** What is required **
Can you output the records below exactly as they are written?

** Material supplied **
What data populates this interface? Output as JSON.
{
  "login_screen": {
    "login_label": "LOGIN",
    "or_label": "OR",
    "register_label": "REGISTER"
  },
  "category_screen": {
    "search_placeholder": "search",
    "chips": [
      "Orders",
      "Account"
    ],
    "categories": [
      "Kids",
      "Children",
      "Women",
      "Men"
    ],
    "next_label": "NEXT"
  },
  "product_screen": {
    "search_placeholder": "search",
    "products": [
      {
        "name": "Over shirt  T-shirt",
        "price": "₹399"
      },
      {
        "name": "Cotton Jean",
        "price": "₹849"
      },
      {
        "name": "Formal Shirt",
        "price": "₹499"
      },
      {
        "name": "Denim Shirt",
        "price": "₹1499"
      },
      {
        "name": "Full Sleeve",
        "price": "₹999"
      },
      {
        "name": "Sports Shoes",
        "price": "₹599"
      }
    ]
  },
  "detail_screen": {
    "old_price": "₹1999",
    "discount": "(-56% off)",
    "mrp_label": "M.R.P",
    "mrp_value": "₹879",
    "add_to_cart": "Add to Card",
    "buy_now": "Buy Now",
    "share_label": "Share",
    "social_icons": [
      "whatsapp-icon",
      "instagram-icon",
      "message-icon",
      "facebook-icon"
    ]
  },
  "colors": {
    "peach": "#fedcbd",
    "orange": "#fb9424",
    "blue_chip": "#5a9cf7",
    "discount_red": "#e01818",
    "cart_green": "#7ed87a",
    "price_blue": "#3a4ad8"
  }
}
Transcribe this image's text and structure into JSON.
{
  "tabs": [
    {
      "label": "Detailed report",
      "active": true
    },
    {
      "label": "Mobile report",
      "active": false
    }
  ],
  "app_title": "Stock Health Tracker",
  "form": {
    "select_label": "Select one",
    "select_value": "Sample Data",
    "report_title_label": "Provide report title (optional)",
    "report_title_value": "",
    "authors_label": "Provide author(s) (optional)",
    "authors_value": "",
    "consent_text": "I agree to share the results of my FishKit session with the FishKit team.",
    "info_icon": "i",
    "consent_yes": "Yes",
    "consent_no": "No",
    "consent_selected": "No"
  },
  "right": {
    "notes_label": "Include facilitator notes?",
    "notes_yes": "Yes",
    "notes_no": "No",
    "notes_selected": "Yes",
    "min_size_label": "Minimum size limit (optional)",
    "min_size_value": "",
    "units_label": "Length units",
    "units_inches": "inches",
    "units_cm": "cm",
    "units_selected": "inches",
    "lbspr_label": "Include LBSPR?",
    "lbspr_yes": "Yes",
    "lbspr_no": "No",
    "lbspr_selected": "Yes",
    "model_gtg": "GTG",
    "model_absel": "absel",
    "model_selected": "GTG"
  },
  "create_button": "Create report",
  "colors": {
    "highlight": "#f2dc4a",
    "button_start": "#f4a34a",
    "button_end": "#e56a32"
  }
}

** Task answer **
What data populates this interface? Output as JSON.
{
  "login_screen": {
    "login_label": "LOGIN",
    "or_label": "OR",
    "register_label": "REGISTER"
  },
  "category_screen": {
    "search_placeholder": "search",
    "chips": [
      "Orders",
      "Account"
    ],
    "categories": [
      "Kids",
      "Children",
      "Women",
      "Men"
    ],
    "next_label": "NEXT"
  },
  "product_screen": {
    "search_placeholder": "search",
    "products": [
      {
        "name": "Over shirt  T-shirt",
        "price": "₹399"
      },
      {
        "name": "Cotton Jean",
        "price": "₹849"
      },
      {
        "name": "Formal Shirt",
        "price": "₹499"
      },
      {
        "name": "Denim Shirt",
        "price": "₹1499"
      },
      {
        "name": "Full Sleeve",
        "price": "₹999"
      },
      {
        "name": "Sports Shoes",
        "price": "₹599"
      }
    ]
  },
  "detail_screen": {
    "old_price": "₹1999",
    "discount": "(-56% off)",
    "mrp_label": "M.R.P",
    "mrp_value": "₹879",
    "add_to_cart": "Add to Card",
    "buy_now": "Buy Now",
    "share_label": "Share",
    "social_icons": [
      "whatsapp-icon",
      "instagram-icon",
      "message-icon",
      "facebook-icon"
    ]
  },
  "colors": {
    "peach": "#fedcbd",
    "orange": "#fb9424",
    "blue_chip": "#5a9cf7",
    "discount_red": "#e01818",
    "cart_green": "#7ed87a",
    "price_blue": "#3a4ad8"
  }
}
Transcribe this image's text and structure into JSON.
{
  "tabs": [
    {
      "label": "Detailed report",
      "active": true
    },
    {
      "label": "Mobile report",
      "active": false
    }
  ],
  "app_title": "Stock Health Tracker",
  "form": {
    "select_label": "Select one",
    "select_value": "Sample Data",
    "report_title_label": "Provide report title (optional)",
    "report_title_value": "",
    "authors_label": "Provide author(s) (optional)",
    "authors_value": "",
    "consent_text": "I agree to share the results of my FishKit session with the FishKit team.",
    "info_icon": "i",
    "consent_yes": "Yes",
    "consent_no": "No",
    "consent_selected": "No"
  },
  "right": {
    "notes_label": "Include facilitator notes?",
    "notes_yes": "Yes",
    "notes_no": "No",
    "notes_selected": "Yes",
    "min_size_label": "Minimum size limit (optional)",
    "min_size_value": "",
    "units_label": "Length units",
    "units_inches": "inches",
    "units_cm": "cm",
    "units_selected": "inches",
    "lbspr_label": "Include LBSPR?",
    "lbspr_yes": "Yes",
    "lbspr_no": "No",
    "lbspr_selected": "Yes",
    "model_gtg": "GTG",
    "model_absel": "absel",
    "model_selected": "GTG"
  },
  "create_button": "Create report",
  "colors": {
    "highlight": "#f2dc4a",
    "button_start": "#f4a34a",
    "button_end": "#e56a32"
  }
}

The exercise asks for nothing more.